Print the entries verbatim, leaving out the images they contain.

Figure dataset records:
--- Begin ---
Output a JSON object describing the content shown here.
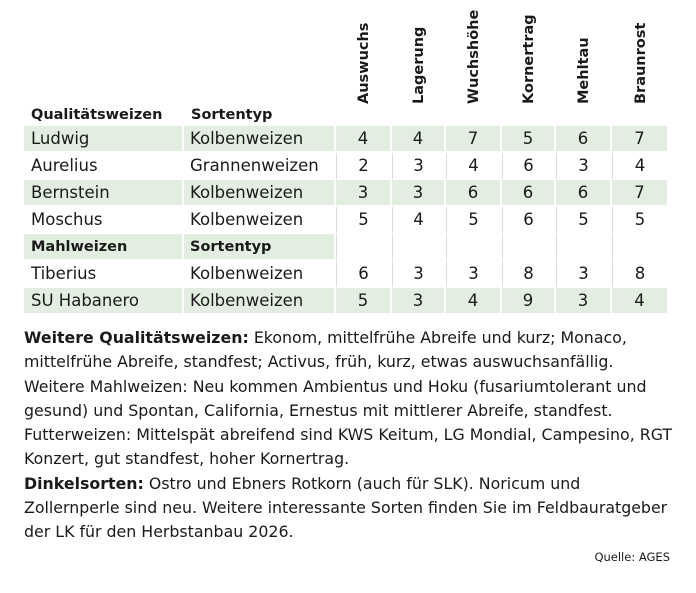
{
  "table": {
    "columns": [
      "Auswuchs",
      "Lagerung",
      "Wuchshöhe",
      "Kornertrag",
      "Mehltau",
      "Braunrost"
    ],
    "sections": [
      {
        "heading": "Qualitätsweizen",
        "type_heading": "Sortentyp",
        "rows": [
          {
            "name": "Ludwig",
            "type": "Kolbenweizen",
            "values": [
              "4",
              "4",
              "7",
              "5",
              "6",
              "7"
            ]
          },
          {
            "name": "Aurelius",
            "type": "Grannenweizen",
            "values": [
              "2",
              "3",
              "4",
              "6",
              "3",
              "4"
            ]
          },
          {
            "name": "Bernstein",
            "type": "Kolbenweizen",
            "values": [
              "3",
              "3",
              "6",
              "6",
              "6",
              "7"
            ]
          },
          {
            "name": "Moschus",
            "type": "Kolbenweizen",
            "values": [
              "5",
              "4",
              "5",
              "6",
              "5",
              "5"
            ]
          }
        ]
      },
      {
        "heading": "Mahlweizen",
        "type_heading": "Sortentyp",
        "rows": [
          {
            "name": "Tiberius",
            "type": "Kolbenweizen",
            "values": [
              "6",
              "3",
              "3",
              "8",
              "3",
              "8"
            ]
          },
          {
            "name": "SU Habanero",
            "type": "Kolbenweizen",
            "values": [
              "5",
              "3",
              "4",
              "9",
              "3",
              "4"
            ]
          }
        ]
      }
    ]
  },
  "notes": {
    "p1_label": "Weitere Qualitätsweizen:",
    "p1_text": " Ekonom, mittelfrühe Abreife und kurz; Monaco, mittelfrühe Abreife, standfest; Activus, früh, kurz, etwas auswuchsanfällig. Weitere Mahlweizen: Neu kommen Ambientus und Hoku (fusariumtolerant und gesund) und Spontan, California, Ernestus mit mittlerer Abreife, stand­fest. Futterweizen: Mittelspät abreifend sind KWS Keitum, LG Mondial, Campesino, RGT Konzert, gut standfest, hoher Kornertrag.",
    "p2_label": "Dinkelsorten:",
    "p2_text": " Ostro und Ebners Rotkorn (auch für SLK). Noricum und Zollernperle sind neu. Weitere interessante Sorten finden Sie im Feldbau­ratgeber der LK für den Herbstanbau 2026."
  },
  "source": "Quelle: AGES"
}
--- End ---
FINAL ANSWER ▸
Output a JSON object describing the content shown here.
{
  "table": {
    "columns": [
      "Auswuchs",
      "Lagerung",
      "Wuchshöhe",
      "Kornertrag",
      "Mehltau",
      "Braunrost"
    ],
    "sections": [
      {
        "heading": "Qualitätsweizen",
        "type_heading": "Sortentyp",
        "rows": [
          {
            "name": "Ludwig",
            "type": "Kolbenweizen",
            "values": [
              "4",
              "4",
              "7",
              "5",
              "6",
              "7"
            ]
          },
          {
            "name": "Aurelius",
            "type": "Grannenweizen",
            "values": [
              "2",
              "3",
              "4",
              "6",
              "3",
              "4"
            ]
          },
          {
            "name": "Bernstein",
            "type": "Kolbenweizen",
            "values": [
              "3",
              "3",
              "6",
              "6",
              "6",
              "7"
            ]
          },
          {
            "name": "Moschus",
            "type": "Kolbenweizen",
            "values": [
              "5",
              "4",
              "5",
              "6",
              "5",
              "5"
            ]
          }
        ]
      },
      {
        "heading": "Mahlweizen",
        "type_heading": "Sortentyp",
        "rows": [
          {
            "name": "Tiberius",
            "type": "Kolbenweizen",
            "values": [
              "6",
              "3",
              "3",
              "8",
              "3",
              "8"
            ]
          },
          {
            "name": "SU Habanero",
            "type": "Kolbenweizen",
            "values": [
              "5",
              "3",
              "4",
              "9",
              "3",
              "4"
            ]
          }
        ]
      }
    ]
  },
  "notes": {
    "p1_label": "Weitere Qualitätsweizen:",
    "p1_text": " Ekonom, mittelfrühe Abreife und kurz; Monaco, mittelfrühe Abreife, standfest; Activus, früh, kurz, etwas auswuchsanfällig. Weitere Mahlweizen: Neu kommen Ambientus und Hoku (fusariumtolerant und gesund) und Spontan, California, Ernestus mit mittlerer Abreife, stand­fest. Futterweizen: Mittelspät abreifend sind KWS Keitum, LG Mondial, Campesino, RGT Konzert, gut standfest, hoher Kornertrag.",
    "p2_label": "Dinkelsorten:",
    "p2_text": " Ostro und Ebners Rotkorn (auch für SLK). Noricum und Zollernperle sind neu. Weitere interessante Sorten finden Sie im Feldbau­ratgeber der LK für den Herbstanbau 2026."
  },
  "source": "Quelle: AGES"
}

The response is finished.